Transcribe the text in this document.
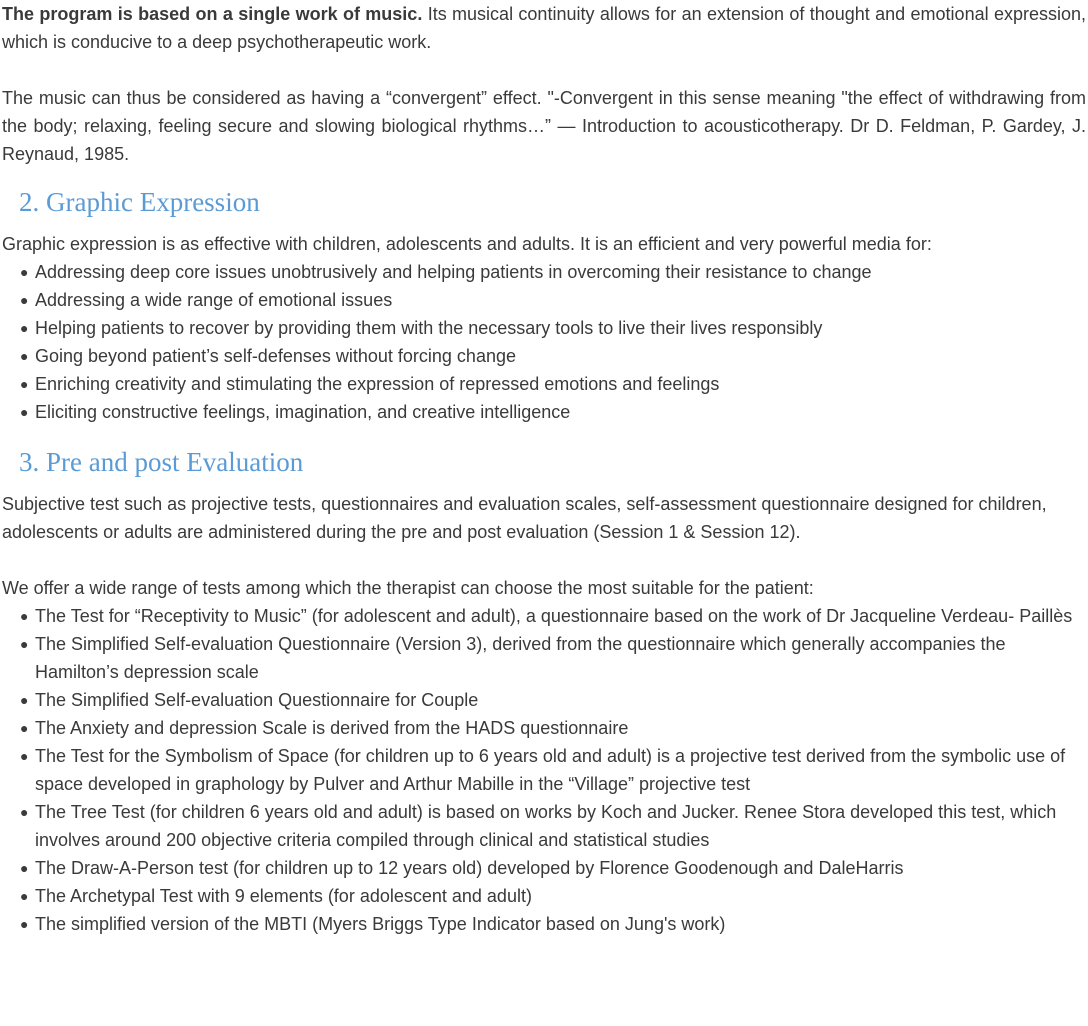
The program is based on a single work of music. Its musical continuity allows for an extension of thought and emotional expression, which is conducive to a deep psychotherapeutic work.

The music can thus be considered as having a “convergent” effect. "-Convergent in this sense meaning "the effect of withdrawing from the body; relaxing, feeling secure and slowing biological rhythms…” — Introduction to acousticotherapy. Dr D. Feldman, P. Gardey, J. Reynaud, 1985.

2. Graphic Expression

Graphic expression is as effective with children, adolescents and adults. It is an efficient and very powerful media for:

● Addressing deep core issues unobtrusively and helping patients in overcoming their resistance to change
● Addressing a wide range of emotional issues
● Helping patients to recover by providing them with the necessary tools to live their lives responsibly
● Going beyond patient’s self-defenses without forcing change
● Enriching creativity and stimulating the expression of repressed emotions and feelings
● Eliciting constructive feelings, imagination, and creative intelligence
3. Pre and post Evaluation

Subjective test such as projective tests, questionnaires and evaluation scales, self-assessment questionnaire designed for children, adolescents or adults are administered during the pre and post evaluation (Session 1 & Session 12).

We offer a wide range of tests among which the therapist can choose the most suitable for the patient:

● The Test for “Receptivity to Music” (for adolescent and adult), a questionnaire based on the work of Dr Jacqueline Verdeau- Paillès
● The Simplified Self-evaluation Questionnaire (Version 3), derived from the questionnaire which generally accompanies the Hamilton’s depression scale
● The Simplified Self-evaluation Questionnaire for Couple
● The Anxiety and depression Scale is derived from the HADS questionnaire
● The Test for the Symbolism of Space (for children up to 6 years old and adult) is a projective test derived from the symbolic use of space developed in graphology by Pulver and Arthur Mabille in the “Village” projective test
● The Tree Test (for children 6 years old and adult) is based on works by Koch and Jucker. Renee Stora developed this test, which involves around 200 objective criteria compiled through clinical and statistical studies
● The Draw-A-Person test (for children up to 12 years old) developed by Florence Goodenough and DaleHarris
● The Archetypal Test with 9 elements (for adolescent and adult)
● The simplified version of the MBTI (Myers Briggs Type Indicator based on Jung's work)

..........

» **DIRECTIONS FOR THIS TASK**: Every line of the material above must be written out exactly, with no pictures.

» **EXERCISE OUTPUT**:
Transcribe the text in this document.
The program is based on a single work of music. Its musical continuity allows for an extension of thought and emotional expression, which is conducive to a deep psychotherapeutic work.

The music can thus be considered as having a “convergent” effect. "-Convergent in this sense meaning "the effect of withdrawing from the body; relaxing, feeling secure and slowing biological rhythms…” — Introduction to acousticotherapy. Dr D. Feldman, P. Gardey, J. Reynaud, 1985.

2. Graphic Expression

Graphic expression is as effective with children, adolescents and adults. It is an efficient and very powerful media for:

● Addressing deep core issues unobtrusively and helping patients in overcoming their resistance to change
● Addressing a wide range of emotional issues
● Helping patients to recover by providing them with the necessary tools to live their lives responsibly
● Going beyond patient’s self-defenses without forcing change
● Enriching creativity and stimulating the expression of repressed emotions and feelings
● Eliciting constructive feelings, imagination, and creative intelligence
3. Pre and post Evaluation

Subjective test such as projective tests, questionnaires and evaluation scales, self-assessment questionnaire designed for children, adolescents or adults are administered during the pre and post evaluation (Session 1 & Session 12).

We offer a wide range of tests among which the therapist can choose the most suitable for the patient:

● The Test for “Receptivity to Music” (for adolescent and adult), a questionnaire based on the work of Dr Jacqueline Verdeau- Paillès
● The Simplified Self-evaluation Questionnaire (Version 3), derived from the questionnaire which generally accompanies the Hamilton’s depression scale
● The Simplified Self-evaluation Questionnaire for Couple
● The Anxiety and depression Scale is derived from the HADS questionnaire
● The Test for the Symbolism of Space (for children up to 6 years old and adult) is a projective test derived from the symbolic use of space developed in graphology by Pulver and Arthur Mabille in the “Village” projective test
● The Tree Test (for children 6 years old and adult) is based on works by Koch and Jucker. Renee Stora developed this test, which involves around 200 objective criteria compiled through clinical and statistical studies
● The Draw-A-Person test (for children up to 12 years old) developed by Florence Goodenough and DaleHarris
● The Archetypal Test with 9 elements (for adolescent and adult)
● The simplified version of the MBTI (Myers Briggs Type Indicator based on Jung's work)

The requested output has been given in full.